**Required task**
Reproduce the records below in full and exactly, without their images.

**Source material**
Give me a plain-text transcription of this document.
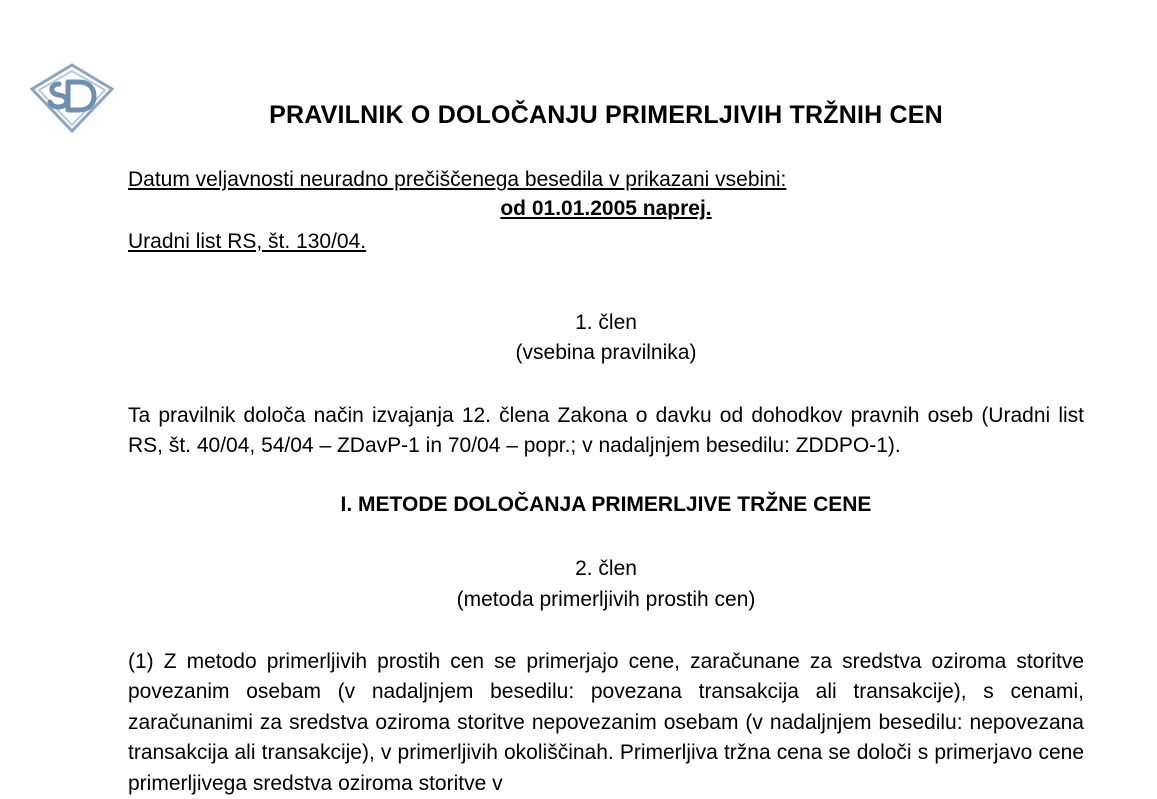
PRAVILNIK O DOLOČANJU PRIMERLJIVIH TRŽNIH CEN

Datum veljavnosti neuradno prečiščenega besedila v prikazani vsebini:

od 01.01.2005 naprej.

Uradni list RS, št. 130/04.

1. člen

(vsebina pravilnika)

Ta pravilnik določa način izvajanja 12. člena Zakona o davku od dohodkov pravnih oseb (Uradni list RS, št. 40/04, 54/04 – ZDavP-1 in 70/04 – popr.; v nadaljnjem besedilu: ZDDPO-1).

I. METODE DOLOČANJA PRIMERLJIVE TRŽNE CENE

2. člen

(metoda primerljivih prostih cen)

(1) Z metodo primerljivih prostih cen se primerjajo cene, zaračunane za sredstva oziroma storitve povezanim osebam (v nadaljnjem besedilu: povezana transakcija ali transakcije), s cenami, zaračunanimi za sredstva oziroma storitve nepovezanim osebam (v nadaljnjem besedilu: nepovezana transakcija ali transakcije), v primerljivih okoliščinah. Primerljiva tržna cena se določi s primerjavo cene primerljivega sredstva oziroma storitve v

**Answer to this problem**
Give me a plain-text transcription of this document.
PRAVILNIK O DOLOČANJU PRIMERLJIVIH TRŽNIH CEN

Datum veljavnosti neuradno prečiščenega besedila v prikazani vsebini:

od 01.01.2005 naprej.

Uradni list RS, št. 130/04.

1. člen

(vsebina pravilnika)

Ta pravilnik določa način izvajanja 12. člena Zakona o davku od dohodkov pravnih oseb (Uradni list RS, št. 40/04, 54/04 – ZDavP-1 in 70/04 – popr.; v nadaljnjem besedilu: ZDDPO-1).

I. METODE DOLOČANJA PRIMERLJIVE TRŽNE CENE

2. člen

(metoda primerljivih prostih cen)

(1) Z metodo primerljivih prostih cen se primerjajo cene, zaračunane za sredstva oziroma storitve povezanim osebam (v nadaljnjem besedilu: povezana transakcija ali transakcije), s cenami, zaračunanimi za sredstva oziroma storitve nepovezanim osebam (v nadaljnjem besedilu: nepovezana transakcija ali transakcije), v primerljivih okoliščinah. Primerljiva tržna cena se določi s primerjavo cene primerljivega sredstva oziroma storitve v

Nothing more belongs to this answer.